GIVEN EXERCISE:
Look through the material below for "Acute". Copy every line that contains it.

Stored data
=====
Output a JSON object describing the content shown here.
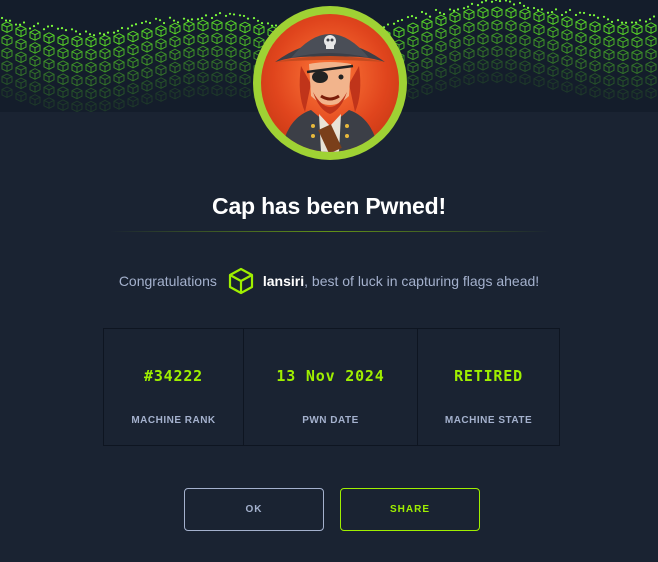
{
  "header": {
    "banner_pattern": "green-cube-wave",
    "avatar_name": "pirate-avatar"
  },
  "dialog": {
    "title": "Cap has been Pwned!",
    "congrats_prefix": "Congratulations",
    "user_icon": "htb-cube-icon",
    "username": "lansiri",
    "congrats_suffix": ", best of luck in capturing flags ahead!"
  },
  "stats": [
    {
      "value": "#34222",
      "label": "MACHINE RANK"
    },
    {
      "value": "13 Nov 2024",
      "label": "PWN DATE"
    },
    {
      "value": "RETIRED",
      "label": "MACHINE STATE"
    }
  ],
  "buttons": {
    "ok_label": "OK",
    "share_label": "SHARE"
  },
  "colors": {
    "background": "#1a2332",
    "accent_green": "#9fef00",
    "muted_text": "#a4b1cd",
    "avatar_ring": "#9fd234"
  }
}
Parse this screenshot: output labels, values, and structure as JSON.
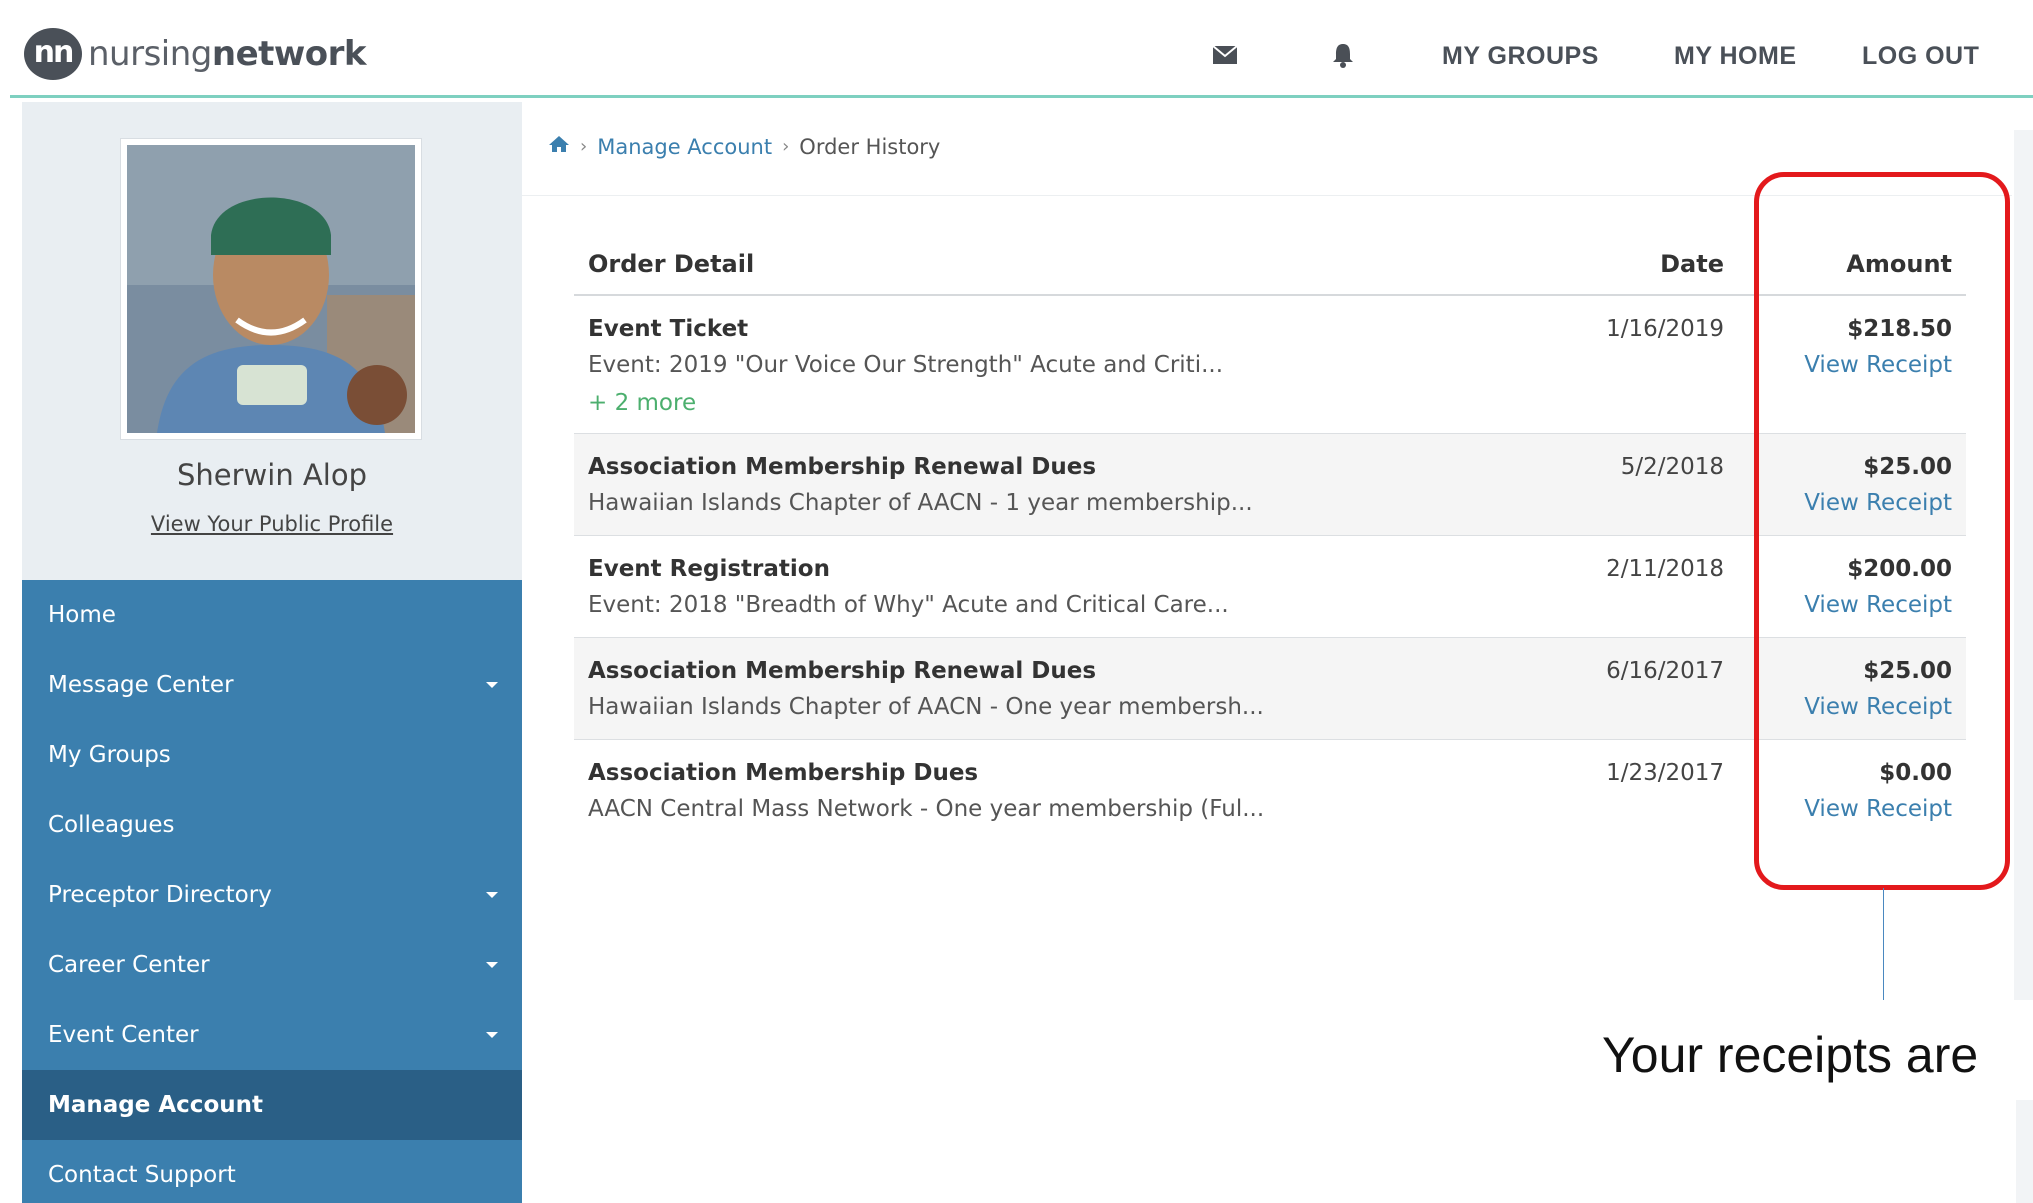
{
  "header": {
    "logo_mark": "nn",
    "logo_text_light": "nursing",
    "logo_text_bold": "network",
    "nav": {
      "mail_icon": "envelope-icon",
      "bell_icon": "bell-icon",
      "my_groups": "MY GROUPS",
      "my_home": "MY HOME",
      "log_out": "LOG OUT"
    }
  },
  "sidebar": {
    "profile_name": "Sherwin Alop",
    "profile_link": "View Your Public Profile",
    "menu": [
      {
        "label": "Home",
        "has_dropdown": false
      },
      {
        "label": "Message Center",
        "has_dropdown": true
      },
      {
        "label": "My Groups",
        "has_dropdown": false
      },
      {
        "label": "Colleagues",
        "has_dropdown": false
      },
      {
        "label": "Preceptor Directory",
        "has_dropdown": true
      },
      {
        "label": "Career Center",
        "has_dropdown": true
      },
      {
        "label": "Event Center",
        "has_dropdown": true
      },
      {
        "label": "Manage Account",
        "has_dropdown": false,
        "active": true
      },
      {
        "label": "Contact Support",
        "has_dropdown": false
      }
    ]
  },
  "breadcrumb": {
    "home_icon": "home-icon",
    "link": "Manage Account",
    "current": "Order History"
  },
  "table": {
    "headers": {
      "detail": "Order Detail",
      "date": "Date",
      "amount": "Amount"
    },
    "rows": [
      {
        "title": "Event Ticket",
        "desc": "Event: 2019 \"Our Voice Our Strength\" Acute and Criti...",
        "more": "+ 2 more",
        "date": "1/16/2019",
        "amount": "$218.50",
        "receipt": "View Receipt"
      },
      {
        "title": "Association Membership Renewal Dues",
        "desc": "Hawaiian Islands Chapter of AACN - 1 year membership...",
        "date": "5/2/2018",
        "amount": "$25.00",
        "receipt": "View Receipt"
      },
      {
        "title": "Event Registration",
        "desc": "Event: 2018 \"Breadth of Why\" Acute and Critical Care...",
        "date": "2/11/2018",
        "amount": "$200.00",
        "receipt": "View Receipt"
      },
      {
        "title": "Association Membership Renewal Dues",
        "desc": "Hawaiian Islands Chapter of AACN - One year membersh...",
        "date": "6/16/2017",
        "amount": "$25.00",
        "receipt": "View Receipt"
      },
      {
        "title": "Association Membership Dues",
        "desc": "AACN Central Mass Network - One year membership (Ful...",
        "date": "1/23/2017",
        "amount": "$0.00",
        "receipt": "View Receipt"
      }
    ]
  },
  "annotation": {
    "callout_text": "Your receipts are",
    "box_color": "#e3191c"
  },
  "colors": {
    "brand_blue": "#3b7fae",
    "menu_active": "#2a5f86",
    "accent_teal": "#7ed0c0",
    "more_green": "#4caf6e"
  }
}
=====
FULL SOLUTION:
        "desc": "Event: 2019 \"Our Voice Our Strength\" Acute and Criti...",
        "desc": "Event: 2018 \"Breadth of Why\" Acute and Critical Care...",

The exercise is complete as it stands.